## Extracted entries

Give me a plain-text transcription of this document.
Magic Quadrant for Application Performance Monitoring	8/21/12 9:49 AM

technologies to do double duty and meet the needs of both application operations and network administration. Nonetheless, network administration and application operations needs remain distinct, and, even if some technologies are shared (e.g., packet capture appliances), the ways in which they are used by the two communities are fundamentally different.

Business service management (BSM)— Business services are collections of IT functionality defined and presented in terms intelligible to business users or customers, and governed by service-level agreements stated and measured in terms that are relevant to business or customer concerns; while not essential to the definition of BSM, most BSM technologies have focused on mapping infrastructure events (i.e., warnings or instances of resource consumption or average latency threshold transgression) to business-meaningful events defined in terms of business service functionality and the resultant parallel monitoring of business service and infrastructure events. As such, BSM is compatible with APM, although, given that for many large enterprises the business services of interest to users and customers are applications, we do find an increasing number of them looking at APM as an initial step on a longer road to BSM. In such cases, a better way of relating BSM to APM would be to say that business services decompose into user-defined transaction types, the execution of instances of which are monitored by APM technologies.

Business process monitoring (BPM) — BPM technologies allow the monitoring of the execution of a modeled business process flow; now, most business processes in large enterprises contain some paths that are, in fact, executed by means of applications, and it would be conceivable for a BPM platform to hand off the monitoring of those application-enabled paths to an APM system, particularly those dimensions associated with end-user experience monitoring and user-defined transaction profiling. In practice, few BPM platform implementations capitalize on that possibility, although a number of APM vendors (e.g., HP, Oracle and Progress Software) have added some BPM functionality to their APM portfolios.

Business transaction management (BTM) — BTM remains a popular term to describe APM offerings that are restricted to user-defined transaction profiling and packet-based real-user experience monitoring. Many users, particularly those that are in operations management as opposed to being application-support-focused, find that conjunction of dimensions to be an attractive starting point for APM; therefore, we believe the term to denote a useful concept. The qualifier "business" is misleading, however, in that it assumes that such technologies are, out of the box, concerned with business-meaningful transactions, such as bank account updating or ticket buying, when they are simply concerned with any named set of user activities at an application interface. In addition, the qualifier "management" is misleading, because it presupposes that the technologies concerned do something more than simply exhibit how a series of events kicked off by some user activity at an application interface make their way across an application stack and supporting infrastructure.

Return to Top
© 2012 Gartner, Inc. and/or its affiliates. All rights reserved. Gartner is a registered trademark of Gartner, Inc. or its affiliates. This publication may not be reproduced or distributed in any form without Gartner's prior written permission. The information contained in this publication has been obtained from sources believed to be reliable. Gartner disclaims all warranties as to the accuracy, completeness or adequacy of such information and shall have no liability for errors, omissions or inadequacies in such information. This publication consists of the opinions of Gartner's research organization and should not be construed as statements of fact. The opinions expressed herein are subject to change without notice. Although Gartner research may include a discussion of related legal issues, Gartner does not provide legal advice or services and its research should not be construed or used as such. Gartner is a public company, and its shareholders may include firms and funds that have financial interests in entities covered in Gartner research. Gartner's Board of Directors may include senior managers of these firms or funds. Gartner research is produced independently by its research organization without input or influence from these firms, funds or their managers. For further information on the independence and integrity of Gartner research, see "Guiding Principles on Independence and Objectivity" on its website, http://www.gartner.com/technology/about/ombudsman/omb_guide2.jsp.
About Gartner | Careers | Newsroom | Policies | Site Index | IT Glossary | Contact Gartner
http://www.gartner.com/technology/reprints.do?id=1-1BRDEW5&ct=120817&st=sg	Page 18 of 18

## Task goal
Restate the records, all of them, precisely as written.

## Answer
Give me a plain-text transcription of this document.
Magic Quadrant for Application Performance Monitoring	8/21/12 9:49 AM

technologies to do double duty and meet the needs of both application operations and network administration. Nonetheless, network administration and application operations needs remain distinct, and, even if some technologies are shared (e.g., packet capture appliances), the ways in which they are used by the two communities are fundamentally different.

Business service management (BSM)— Business services are collections of IT functionality defined and presented in terms intelligible to business users or customers, and governed by service-level agreements stated and measured in terms that are relevant to business or customer concerns; while not essential to the definition of BSM, most BSM technologies have focused on mapping infrastructure events (i.e., warnings or instances of resource consumption or average latency threshold transgression) to business-meaningful events defined in terms of business service functionality and the resultant parallel monitoring of business service and infrastructure events. As such, BSM is compatible with APM, although, given that for many large enterprises the business services of interest to users and customers are applications, we do find an increasing number of them looking at APM as an initial step on a longer road to BSM. In such cases, a better way of relating BSM to APM would be to say that business services decompose into user-defined transaction types, the execution of instances of which are monitored by APM technologies.

Business process monitoring (BPM) — BPM technologies allow the monitoring of the execution of a modeled business process flow; now, most business processes in large enterprises contain some paths that are, in fact, executed by means of applications, and it would be conceivable for a BPM platform to hand off the monitoring of those application-enabled paths to an APM system, particularly those dimensions associated with end-user experience monitoring and user-defined transaction profiling. In practice, few BPM platform implementations capitalize on that possibility, although a number of APM vendors (e.g., HP, Oracle and Progress Software) have added some BPM functionality to their APM portfolios.

Business transaction management (BTM) — BTM remains a popular term to describe APM offerings that are restricted to user-defined transaction profiling and packet-based real-user experience monitoring. Many users, particularly those that are in operations management as opposed to being application-support-focused, find that conjunction of dimensions to be an attractive starting point for APM; therefore, we believe the term to denote a useful concept. The qualifier "business" is misleading, however, in that it assumes that such technologies are, out of the box, concerned with business-meaningful transactions, such as bank account updating or ticket buying, when they are simply concerned with any named set of user activities at an application interface. In addition, the qualifier "management" is misleading, because it presupposes that the technologies concerned do something more than simply exhibit how a series of events kicked off by some user activity at an application interface make their way across an application stack and supporting infrastructure.

Return to Top
© 2012 Gartner, Inc. and/or its affiliates. All rights reserved. Gartner is a registered trademark of Gartner, Inc. or its affiliates. This publication may not be reproduced or distributed in any form without Gartner's prior written permission. The information contained in this publication has been obtained from sources believed to be reliable. Gartner disclaims all warranties as to the accuracy, completeness or adequacy of such information and shall have no liability for errors, omissions or inadequacies in such information. This publication consists of the opinions of Gartner's research organization and should not be construed as statements of fact. The opinions expressed herein are subject to change without notice. Although Gartner research may include a discussion of related legal issues, Gartner does not provide legal advice or services and its research should not be construed or used as such. Gartner is a public company, and its shareholders may include firms and funds that have financial interests in entities covered in Gartner research. Gartner's Board of Directors may include senior managers of these firms or funds. Gartner research is produced independently by its research organization without input or influence from these firms, funds or their managers. For further information on the independence and integrity of Gartner research, see "Guiding Principles on Independence and Objectivity" on its website, http://www.gartner.com/technology/about/ombudsman/omb_guide2.jsp.
About Gartner | Careers | Newsroom | Policies | Site Index | IT Glossary | Contact Gartner
http://www.gartner.com/technology/reprints.do?id=1-1BRDEW5&ct=120817&st=sg	Page 18 of 18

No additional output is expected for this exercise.